Lift out all lines below that contain "from".
** START DATA FOR THIS TASK **
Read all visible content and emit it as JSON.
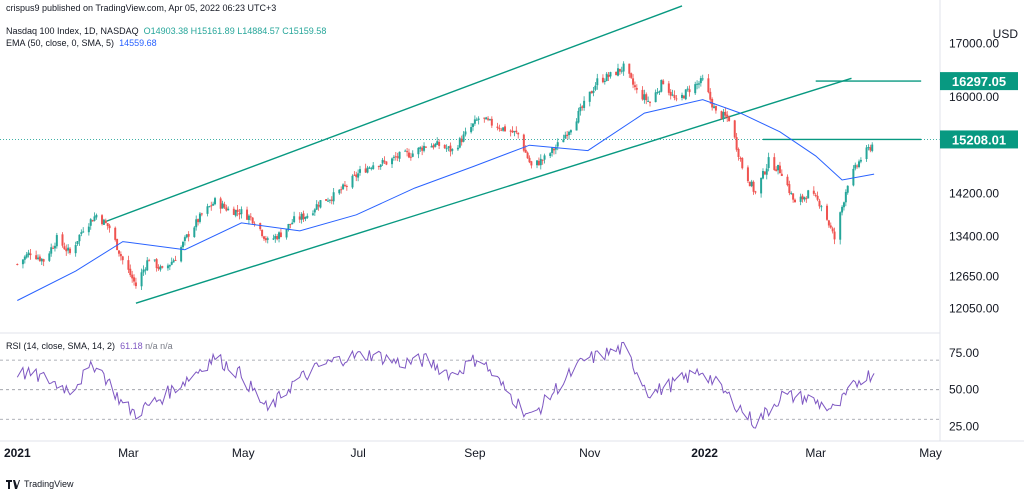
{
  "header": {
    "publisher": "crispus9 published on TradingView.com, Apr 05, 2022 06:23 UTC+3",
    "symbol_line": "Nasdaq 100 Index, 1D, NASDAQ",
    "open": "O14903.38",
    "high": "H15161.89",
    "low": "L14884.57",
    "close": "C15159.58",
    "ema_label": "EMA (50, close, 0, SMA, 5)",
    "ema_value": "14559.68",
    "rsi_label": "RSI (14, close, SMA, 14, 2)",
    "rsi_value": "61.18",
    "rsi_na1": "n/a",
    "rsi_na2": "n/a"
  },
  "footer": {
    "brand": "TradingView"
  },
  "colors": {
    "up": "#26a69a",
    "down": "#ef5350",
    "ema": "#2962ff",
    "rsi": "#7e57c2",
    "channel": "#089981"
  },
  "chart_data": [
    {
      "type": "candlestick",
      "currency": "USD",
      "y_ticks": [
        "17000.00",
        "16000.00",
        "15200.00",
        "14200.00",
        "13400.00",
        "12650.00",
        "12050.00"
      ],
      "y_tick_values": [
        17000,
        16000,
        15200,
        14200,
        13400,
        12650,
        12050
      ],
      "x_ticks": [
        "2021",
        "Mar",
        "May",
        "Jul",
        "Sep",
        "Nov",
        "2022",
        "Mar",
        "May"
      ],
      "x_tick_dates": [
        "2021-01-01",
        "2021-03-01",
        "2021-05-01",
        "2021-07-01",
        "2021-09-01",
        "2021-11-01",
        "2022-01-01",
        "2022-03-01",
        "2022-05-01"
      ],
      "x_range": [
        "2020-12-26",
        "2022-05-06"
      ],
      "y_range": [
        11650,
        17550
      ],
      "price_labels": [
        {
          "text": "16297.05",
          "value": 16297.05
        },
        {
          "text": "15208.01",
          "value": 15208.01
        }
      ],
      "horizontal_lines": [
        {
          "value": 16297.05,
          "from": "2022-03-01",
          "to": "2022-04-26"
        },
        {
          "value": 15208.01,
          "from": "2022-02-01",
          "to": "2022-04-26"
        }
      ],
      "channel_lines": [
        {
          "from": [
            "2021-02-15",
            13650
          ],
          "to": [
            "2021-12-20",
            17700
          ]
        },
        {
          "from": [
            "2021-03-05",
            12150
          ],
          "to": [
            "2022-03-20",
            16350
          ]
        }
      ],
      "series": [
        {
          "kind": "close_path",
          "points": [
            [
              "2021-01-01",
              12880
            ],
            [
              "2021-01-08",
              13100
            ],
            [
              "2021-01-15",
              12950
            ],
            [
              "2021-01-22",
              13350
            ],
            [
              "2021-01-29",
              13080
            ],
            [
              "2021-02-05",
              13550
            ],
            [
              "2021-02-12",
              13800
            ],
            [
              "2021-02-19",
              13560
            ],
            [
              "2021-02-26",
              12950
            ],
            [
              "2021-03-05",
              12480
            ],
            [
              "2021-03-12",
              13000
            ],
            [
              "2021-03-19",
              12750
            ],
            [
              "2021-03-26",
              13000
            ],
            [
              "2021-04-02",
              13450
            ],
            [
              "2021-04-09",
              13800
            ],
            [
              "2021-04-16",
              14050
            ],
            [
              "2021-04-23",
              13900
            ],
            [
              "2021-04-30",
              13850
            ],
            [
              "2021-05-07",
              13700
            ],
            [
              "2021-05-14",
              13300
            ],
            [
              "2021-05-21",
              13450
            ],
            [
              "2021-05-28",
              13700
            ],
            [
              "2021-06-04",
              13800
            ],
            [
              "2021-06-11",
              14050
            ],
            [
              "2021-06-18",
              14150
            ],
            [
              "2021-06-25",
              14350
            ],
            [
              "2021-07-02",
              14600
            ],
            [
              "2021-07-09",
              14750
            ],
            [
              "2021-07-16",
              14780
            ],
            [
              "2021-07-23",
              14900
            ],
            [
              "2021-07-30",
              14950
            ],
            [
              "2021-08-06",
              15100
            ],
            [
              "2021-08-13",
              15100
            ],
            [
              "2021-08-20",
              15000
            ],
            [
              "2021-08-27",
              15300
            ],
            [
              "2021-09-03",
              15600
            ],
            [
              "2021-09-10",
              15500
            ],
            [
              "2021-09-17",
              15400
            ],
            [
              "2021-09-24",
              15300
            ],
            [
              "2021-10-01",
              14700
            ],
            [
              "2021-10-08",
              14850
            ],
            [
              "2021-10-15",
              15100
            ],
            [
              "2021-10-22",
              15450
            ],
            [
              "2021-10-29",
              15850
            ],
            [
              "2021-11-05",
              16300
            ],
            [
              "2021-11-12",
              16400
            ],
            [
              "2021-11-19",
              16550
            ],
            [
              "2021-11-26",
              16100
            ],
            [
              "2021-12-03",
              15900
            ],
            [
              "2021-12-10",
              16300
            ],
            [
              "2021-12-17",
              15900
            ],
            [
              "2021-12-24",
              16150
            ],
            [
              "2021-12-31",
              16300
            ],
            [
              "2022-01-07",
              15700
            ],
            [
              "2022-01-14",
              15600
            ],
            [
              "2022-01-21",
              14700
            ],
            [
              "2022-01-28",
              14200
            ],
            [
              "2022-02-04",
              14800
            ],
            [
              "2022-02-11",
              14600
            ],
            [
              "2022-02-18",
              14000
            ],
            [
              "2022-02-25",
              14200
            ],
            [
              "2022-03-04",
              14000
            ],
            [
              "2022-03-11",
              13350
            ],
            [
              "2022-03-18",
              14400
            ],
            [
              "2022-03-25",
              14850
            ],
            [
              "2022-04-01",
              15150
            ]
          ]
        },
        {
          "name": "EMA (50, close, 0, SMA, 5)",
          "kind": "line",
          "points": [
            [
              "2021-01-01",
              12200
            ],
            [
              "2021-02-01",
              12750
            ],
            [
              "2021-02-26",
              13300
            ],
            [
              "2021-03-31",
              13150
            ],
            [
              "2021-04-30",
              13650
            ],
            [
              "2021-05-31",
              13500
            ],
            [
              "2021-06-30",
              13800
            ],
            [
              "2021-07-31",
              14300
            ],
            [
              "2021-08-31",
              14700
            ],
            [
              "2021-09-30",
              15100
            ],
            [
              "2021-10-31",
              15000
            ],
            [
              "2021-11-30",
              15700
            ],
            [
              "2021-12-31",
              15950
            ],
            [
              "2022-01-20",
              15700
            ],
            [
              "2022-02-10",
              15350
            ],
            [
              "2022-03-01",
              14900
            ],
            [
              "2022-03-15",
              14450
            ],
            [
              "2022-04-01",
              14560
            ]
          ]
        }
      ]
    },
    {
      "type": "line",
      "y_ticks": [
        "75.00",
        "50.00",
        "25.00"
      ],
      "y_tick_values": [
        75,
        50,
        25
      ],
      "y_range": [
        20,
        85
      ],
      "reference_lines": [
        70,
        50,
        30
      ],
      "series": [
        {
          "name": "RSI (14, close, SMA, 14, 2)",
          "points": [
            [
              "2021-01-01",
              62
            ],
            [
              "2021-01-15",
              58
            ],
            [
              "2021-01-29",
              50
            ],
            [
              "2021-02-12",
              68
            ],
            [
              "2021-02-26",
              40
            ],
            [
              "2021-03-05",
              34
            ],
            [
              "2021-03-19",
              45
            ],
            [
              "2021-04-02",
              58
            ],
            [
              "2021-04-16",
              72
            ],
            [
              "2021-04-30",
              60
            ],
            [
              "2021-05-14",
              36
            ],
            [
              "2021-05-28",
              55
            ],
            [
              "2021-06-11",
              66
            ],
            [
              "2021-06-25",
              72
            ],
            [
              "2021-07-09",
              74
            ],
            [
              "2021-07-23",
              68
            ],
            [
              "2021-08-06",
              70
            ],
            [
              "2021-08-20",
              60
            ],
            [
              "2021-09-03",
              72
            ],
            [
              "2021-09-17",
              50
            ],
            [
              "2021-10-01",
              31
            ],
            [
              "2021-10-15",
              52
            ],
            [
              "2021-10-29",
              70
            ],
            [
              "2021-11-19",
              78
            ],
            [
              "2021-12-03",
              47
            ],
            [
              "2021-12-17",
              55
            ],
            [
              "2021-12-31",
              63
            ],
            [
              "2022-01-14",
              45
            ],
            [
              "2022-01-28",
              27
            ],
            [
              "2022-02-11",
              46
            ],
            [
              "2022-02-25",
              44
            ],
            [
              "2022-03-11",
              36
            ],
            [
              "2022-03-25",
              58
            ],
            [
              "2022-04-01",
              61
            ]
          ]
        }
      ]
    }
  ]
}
** END DATA FOR THIS TASK **
REPLY:
          "from": "2022-03-01",
          "from": "2022-02-01",
          "from": [
          "from": [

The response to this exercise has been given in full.